All of the material should be reproduced exactly, with pictures left out.

[Figure record listings]
_____
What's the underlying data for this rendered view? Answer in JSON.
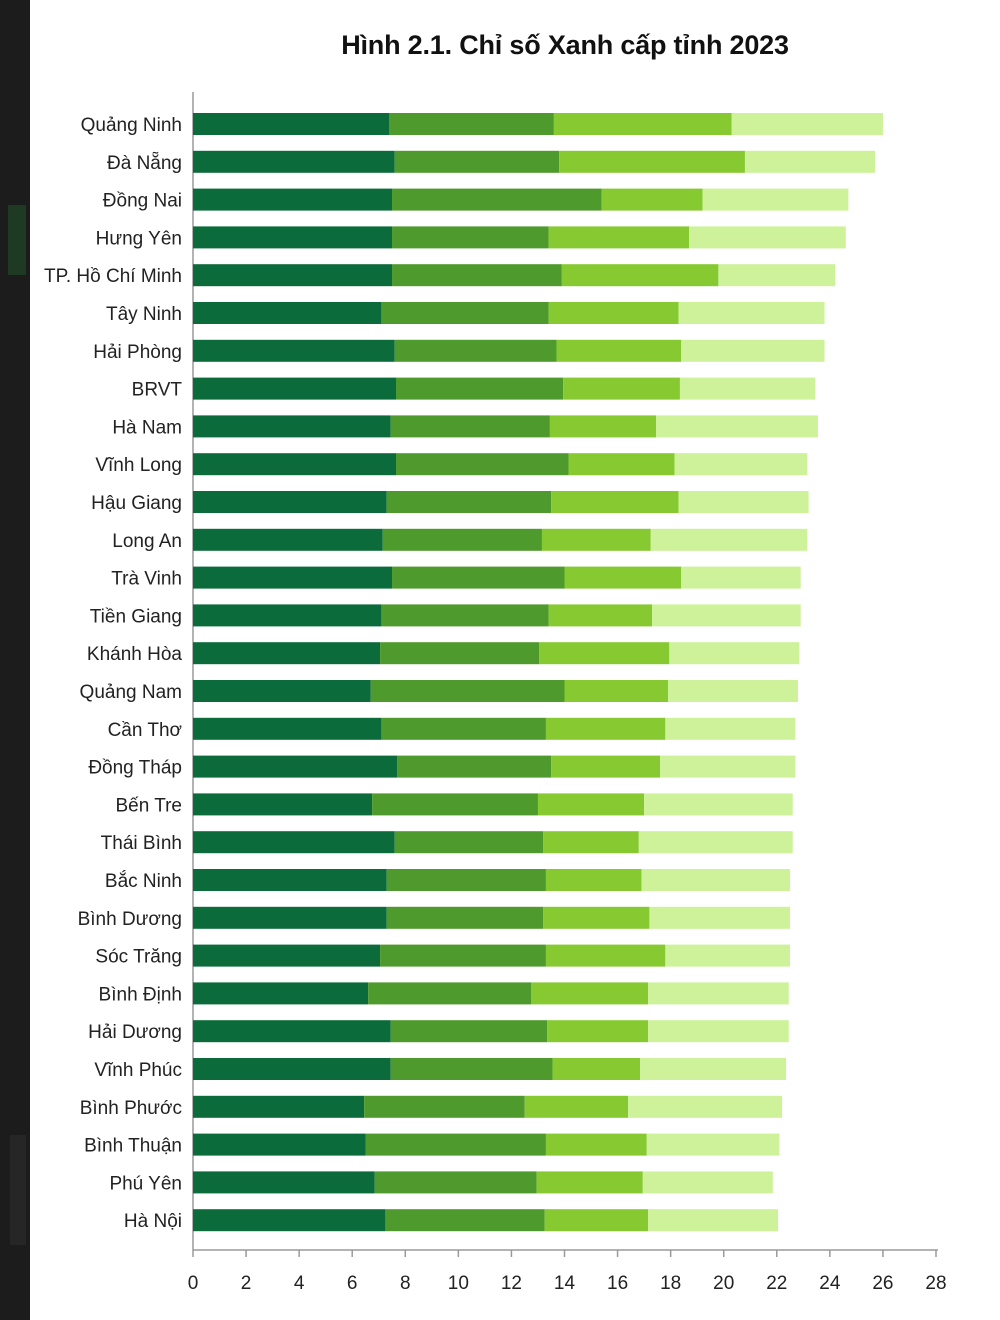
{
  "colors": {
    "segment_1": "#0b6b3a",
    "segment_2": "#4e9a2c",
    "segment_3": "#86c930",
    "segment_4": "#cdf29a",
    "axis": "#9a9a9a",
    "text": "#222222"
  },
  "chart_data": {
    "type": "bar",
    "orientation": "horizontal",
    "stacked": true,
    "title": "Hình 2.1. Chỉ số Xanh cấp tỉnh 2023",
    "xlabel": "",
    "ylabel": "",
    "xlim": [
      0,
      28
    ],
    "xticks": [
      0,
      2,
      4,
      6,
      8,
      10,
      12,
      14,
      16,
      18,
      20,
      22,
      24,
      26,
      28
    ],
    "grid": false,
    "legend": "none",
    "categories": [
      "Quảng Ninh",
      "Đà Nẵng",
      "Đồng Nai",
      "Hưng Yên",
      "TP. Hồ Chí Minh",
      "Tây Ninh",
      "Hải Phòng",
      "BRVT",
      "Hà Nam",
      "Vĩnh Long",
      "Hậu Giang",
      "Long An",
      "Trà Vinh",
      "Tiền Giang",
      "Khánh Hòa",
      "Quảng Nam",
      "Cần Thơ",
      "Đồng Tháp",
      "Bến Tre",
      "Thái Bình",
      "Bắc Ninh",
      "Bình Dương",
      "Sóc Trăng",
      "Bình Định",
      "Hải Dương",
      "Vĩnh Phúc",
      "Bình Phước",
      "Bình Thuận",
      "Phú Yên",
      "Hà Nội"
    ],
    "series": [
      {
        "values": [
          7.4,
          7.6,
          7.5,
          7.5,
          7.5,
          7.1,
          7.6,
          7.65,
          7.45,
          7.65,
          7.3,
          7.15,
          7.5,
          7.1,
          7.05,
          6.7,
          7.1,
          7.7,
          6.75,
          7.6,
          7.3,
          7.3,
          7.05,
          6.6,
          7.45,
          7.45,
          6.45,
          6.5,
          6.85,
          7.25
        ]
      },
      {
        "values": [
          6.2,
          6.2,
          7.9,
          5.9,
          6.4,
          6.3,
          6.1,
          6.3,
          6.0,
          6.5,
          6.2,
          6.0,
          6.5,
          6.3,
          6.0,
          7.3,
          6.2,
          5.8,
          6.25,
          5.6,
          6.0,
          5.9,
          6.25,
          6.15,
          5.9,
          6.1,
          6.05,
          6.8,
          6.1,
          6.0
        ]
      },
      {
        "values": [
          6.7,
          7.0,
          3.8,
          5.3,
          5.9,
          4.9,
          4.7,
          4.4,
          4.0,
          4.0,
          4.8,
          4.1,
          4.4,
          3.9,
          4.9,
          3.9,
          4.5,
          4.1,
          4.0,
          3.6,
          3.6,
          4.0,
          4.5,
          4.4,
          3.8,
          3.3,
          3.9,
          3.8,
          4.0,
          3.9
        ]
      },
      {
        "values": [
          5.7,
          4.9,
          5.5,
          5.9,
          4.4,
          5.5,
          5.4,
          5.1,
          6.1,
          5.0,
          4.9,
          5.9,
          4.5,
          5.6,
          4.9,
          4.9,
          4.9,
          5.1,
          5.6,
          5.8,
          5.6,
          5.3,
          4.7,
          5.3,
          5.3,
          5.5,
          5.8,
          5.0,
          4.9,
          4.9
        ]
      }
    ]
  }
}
_____
**RESULT FOR THIS TASK**
What's the underlying data for this rendered view? Answer in JSON.
{
  "colors": {
    "segment_1": "#0b6b3a",
    "segment_2": "#4e9a2c",
    "segment_3": "#86c930",
    "segment_4": "#cdf29a",
    "axis": "#9a9a9a",
    "text": "#222222"
  },
  "chart_data": {
    "type": "bar",
    "orientation": "horizontal",
    "stacked": true,
    "title": "Hình 2.1. Chỉ số Xanh cấp tỉnh 2023",
    "xlabel": "",
    "ylabel": "",
    "xlim": [
      0,
      28
    ],
    "xticks": [
      0,
      2,
      4,
      6,
      8,
      10,
      12,
      14,
      16,
      18,
      20,
      22,
      24,
      26,
      28
    ],
    "grid": false,
    "legend": "none",
    "categories": [
      "Quảng Ninh",
      "Đà Nẵng",
      "Đồng Nai",
      "Hưng Yên",
      "TP. Hồ Chí Minh",
      "Tây Ninh",
      "Hải Phòng",
      "BRVT",
      "Hà Nam",
      "Vĩnh Long",
      "Hậu Giang",
      "Long An",
      "Trà Vinh",
      "Tiền Giang",
      "Khánh Hòa",
      "Quảng Nam",
      "Cần Thơ",
      "Đồng Tháp",
      "Bến Tre",
      "Thái Bình",
      "Bắc Ninh",
      "Bình Dương",
      "Sóc Trăng",
      "Bình Định",
      "Hải Dương",
      "Vĩnh Phúc",
      "Bình Phước",
      "Bình Thuận",
      "Phú Yên",
      "Hà Nội"
    ],
    "series": [
      {
        "values": [
          7.4,
          7.6,
          7.5,
          7.5,
          7.5,
          7.1,
          7.6,
          7.65,
          7.45,
          7.65,
          7.3,
          7.15,
          7.5,
          7.1,
          7.05,
          6.7,
          7.1,
          7.7,
          6.75,
          7.6,
          7.3,
          7.3,
          7.05,
          6.6,
          7.45,
          7.45,
          6.45,
          6.5,
          6.85,
          7.25
        ]
      },
      {
        "values": [
          6.2,
          6.2,
          7.9,
          5.9,
          6.4,
          6.3,
          6.1,
          6.3,
          6.0,
          6.5,
          6.2,
          6.0,
          6.5,
          6.3,
          6.0,
          7.3,
          6.2,
          5.8,
          6.25,
          5.6,
          6.0,
          5.9,
          6.25,
          6.15,
          5.9,
          6.1,
          6.05,
          6.8,
          6.1,
          6.0
        ]
      },
      {
        "values": [
          6.7,
          7.0,
          3.8,
          5.3,
          5.9,
          4.9,
          4.7,
          4.4,
          4.0,
          4.0,
          4.8,
          4.1,
          4.4,
          3.9,
          4.9,
          3.9,
          4.5,
          4.1,
          4.0,
          3.6,
          3.6,
          4.0,
          4.5,
          4.4,
          3.8,
          3.3,
          3.9,
          3.8,
          4.0,
          3.9
        ]
      },
      {
        "values": [
          5.7,
          4.9,
          5.5,
          5.9,
          4.4,
          5.5,
          5.4,
          5.1,
          6.1,
          5.0,
          4.9,
          5.9,
          4.5,
          5.6,
          4.9,
          4.9,
          4.9,
          5.1,
          5.6,
          5.8,
          5.6,
          5.3,
          4.7,
          5.3,
          5.3,
          5.5,
          5.8,
          5.0,
          4.9,
          4.9
        ]
      }
    ]
  }
}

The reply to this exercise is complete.